> _Data entries for graphics_

_____

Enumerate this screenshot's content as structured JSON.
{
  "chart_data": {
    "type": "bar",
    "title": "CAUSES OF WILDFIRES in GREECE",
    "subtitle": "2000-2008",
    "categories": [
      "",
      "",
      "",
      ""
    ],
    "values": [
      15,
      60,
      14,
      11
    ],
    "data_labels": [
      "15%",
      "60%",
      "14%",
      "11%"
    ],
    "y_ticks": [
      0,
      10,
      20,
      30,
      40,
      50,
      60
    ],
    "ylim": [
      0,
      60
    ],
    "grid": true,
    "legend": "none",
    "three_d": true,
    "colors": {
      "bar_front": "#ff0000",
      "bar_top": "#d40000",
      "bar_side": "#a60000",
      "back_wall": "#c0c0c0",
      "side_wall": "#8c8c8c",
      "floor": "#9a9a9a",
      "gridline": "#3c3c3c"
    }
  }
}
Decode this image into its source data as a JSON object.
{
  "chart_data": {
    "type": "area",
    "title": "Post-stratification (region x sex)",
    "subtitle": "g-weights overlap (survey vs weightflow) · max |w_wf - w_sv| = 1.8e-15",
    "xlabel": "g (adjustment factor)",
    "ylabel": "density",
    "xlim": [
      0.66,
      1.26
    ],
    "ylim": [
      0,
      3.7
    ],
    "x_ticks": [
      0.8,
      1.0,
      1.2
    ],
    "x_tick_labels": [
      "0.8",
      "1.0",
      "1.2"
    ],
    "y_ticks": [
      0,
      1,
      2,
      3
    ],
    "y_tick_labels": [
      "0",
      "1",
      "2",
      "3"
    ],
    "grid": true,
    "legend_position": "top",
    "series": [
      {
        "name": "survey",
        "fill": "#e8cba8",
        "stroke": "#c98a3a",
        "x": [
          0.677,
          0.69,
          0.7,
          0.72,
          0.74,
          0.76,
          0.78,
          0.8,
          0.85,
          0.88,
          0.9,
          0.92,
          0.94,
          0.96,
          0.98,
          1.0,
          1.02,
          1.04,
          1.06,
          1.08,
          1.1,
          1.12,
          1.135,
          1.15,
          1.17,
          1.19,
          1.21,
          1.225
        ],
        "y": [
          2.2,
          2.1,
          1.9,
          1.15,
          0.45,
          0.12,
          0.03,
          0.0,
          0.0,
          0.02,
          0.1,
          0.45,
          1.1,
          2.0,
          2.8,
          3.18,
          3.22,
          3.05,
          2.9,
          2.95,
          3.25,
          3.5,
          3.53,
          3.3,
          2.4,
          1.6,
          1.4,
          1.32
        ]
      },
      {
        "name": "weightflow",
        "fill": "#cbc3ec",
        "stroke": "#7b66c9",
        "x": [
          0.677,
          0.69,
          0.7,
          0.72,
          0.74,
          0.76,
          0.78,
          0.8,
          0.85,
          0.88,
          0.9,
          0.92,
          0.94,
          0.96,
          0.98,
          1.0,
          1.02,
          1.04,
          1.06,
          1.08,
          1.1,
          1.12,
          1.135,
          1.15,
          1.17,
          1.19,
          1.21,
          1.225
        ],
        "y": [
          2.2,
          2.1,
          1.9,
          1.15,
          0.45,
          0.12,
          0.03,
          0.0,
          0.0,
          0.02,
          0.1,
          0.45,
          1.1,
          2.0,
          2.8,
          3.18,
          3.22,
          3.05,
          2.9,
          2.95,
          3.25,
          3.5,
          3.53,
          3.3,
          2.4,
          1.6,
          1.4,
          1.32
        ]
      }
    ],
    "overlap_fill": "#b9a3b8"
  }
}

_____

> _AIM OF THE EXERCISE_
Each line with the string "JSON" in it needs to be found and copied.

> _FULL OUTPUT_
Enumerate this screenshot's content as structured JSON.
Decode this image into its source data as a JSON object.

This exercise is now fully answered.